=== Given information ===

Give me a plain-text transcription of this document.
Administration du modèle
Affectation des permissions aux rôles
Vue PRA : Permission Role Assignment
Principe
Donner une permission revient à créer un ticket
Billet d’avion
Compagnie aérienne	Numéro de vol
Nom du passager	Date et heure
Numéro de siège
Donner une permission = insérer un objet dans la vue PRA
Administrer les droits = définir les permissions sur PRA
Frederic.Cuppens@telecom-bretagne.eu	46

===

## Task
Output the full listing without altering anything.

## Output for this exercise
Give me a plain-text transcription of this document.
Administration du modèle
Affectation des permissions aux rôles
Vue PRA : Permission Role Assignment
Principe
Donner une permission revient à créer un ticket
Billet d’avion
Compagnie aérienne	Numéro de vol
Nom du passager	Date et heure
Numéro de siège
Donner une permission = insérer un objet dans la vue PRA
Administrer les droits = définir les permissions sur PRA
Frederic.Cuppens@telecom-bretagne.eu	46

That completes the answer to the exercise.